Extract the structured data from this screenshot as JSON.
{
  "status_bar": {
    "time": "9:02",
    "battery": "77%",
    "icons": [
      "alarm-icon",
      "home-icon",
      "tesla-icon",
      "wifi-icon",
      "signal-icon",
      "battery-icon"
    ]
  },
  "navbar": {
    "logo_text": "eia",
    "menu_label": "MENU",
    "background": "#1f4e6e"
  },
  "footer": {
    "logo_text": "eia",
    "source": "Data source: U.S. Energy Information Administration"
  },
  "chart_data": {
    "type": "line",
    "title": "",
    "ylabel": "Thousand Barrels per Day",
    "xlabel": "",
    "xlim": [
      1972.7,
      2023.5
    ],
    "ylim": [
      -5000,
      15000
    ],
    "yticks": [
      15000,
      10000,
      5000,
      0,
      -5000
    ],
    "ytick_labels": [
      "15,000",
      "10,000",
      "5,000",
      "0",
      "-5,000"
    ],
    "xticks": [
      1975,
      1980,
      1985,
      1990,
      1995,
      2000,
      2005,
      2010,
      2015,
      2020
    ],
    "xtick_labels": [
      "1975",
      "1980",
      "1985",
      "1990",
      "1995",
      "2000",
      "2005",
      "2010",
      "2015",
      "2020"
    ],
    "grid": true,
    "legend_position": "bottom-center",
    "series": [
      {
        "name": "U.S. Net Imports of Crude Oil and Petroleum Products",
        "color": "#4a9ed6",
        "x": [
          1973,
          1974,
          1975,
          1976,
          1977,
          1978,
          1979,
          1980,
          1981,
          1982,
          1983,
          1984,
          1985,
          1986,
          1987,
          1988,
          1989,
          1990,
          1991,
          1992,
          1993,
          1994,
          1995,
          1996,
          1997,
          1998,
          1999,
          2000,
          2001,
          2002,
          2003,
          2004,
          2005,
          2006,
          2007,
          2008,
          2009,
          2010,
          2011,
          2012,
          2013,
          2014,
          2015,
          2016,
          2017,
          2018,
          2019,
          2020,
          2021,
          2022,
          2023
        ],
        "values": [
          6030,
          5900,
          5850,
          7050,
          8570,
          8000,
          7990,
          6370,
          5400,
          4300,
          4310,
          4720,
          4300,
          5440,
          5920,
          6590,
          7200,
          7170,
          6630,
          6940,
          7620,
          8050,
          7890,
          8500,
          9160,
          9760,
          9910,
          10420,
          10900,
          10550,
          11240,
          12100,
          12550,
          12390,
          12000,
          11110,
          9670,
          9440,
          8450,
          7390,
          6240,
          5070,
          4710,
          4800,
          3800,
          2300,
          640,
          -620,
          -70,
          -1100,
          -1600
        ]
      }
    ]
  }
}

**Given task:**
Reproduce every entry shown above, precisely as it stands.

**Written answer:**
Extract the structured data from this screenshot as JSON.
{
  "status_bar": {
    "time": "9:02",
    "battery": "77%",
    "icons": [
      "alarm-icon",
      "home-icon",
      "tesla-icon",
      "wifi-icon",
      "signal-icon",
      "battery-icon"
    ]
  },
  "navbar": {
    "logo_text": "eia",
    "menu_label": "MENU",
    "background": "#1f4e6e"
  },
  "footer": {
    "logo_text": "eia",
    "source": "Data source: U.S. Energy Information Administration"
  },
  "chart_data": {
    "type": "line",
    "title": "",
    "ylabel": "Thousand Barrels per Day",
    "xlabel": "",
    "xlim": [
      1972.7,
      2023.5
    ],
    "ylim": [
      -5000,
      15000
    ],
    "yticks": [
      15000,
      10000,
      5000,
      0,
      -5000
    ],
    "ytick_labels": [
      "15,000",
      "10,000",
      "5,000",
      "0",
      "-5,000"
    ],
    "xticks": [
      1975,
      1980,
      1985,
      1990,
      1995,
      2000,
      2005,
      2010,
      2015,
      2020
    ],
    "xtick_labels": [
      "1975",
      "1980",
      "1985",
      "1990",
      "1995",
      "2000",
      "2005",
      "2010",
      "2015",
      "2020"
    ],
    "grid": true,
    "legend_position": "bottom-center",
    "series": [
      {
        "name": "U.S. Net Imports of Crude Oil and Petroleum Products",
        "color": "#4a9ed6",
        "x": [
          1973,
          1974,
          1975,
          1976,
          1977,
          1978,
          1979,
          1980,
          1981,
          1982,
          1983,
          1984,
          1985,
          1986,
          1987,
          1988,
          1989,
          1990,
          1991,
          1992,
          1993,
          1994,
          1995,
          1996,
          1997,
          1998,
          1999,
          2000,
          2001,
          2002,
          2003,
          2004,
          2005,
          2006,
          2007,
          2008,
          2009,
          2010,
          2011,
          2012,
          2013,
          2014,
          2015,
          2016,
          2017,
          2018,
          2019,
          2020,
          2021,
          2022,
          2023
        ],
        "values": [
          6030,
          5900,
          5850,
          7050,
          8570,
          8000,
          7990,
          6370,
          5400,
          4300,
          4310,
          4720,
          4300,
          5440,
          5920,
          6590,
          7200,
          7170,
          6630,
          6940,
          7620,
          8050,
          7890,
          8500,
          9160,
          9760,
          9910,
          10420,
          10900,
          10550,
          11240,
          12100,
          12550,
          12390,
          12000,
          11110,
          9670,
          9440,
          8450,
          7390,
          6240,
          5070,
          4710,
          4800,
          3800,
          2300,
          640,
          -620,
          -70,
          -1100,
          -1600
        ]
      }
    ]
  }
}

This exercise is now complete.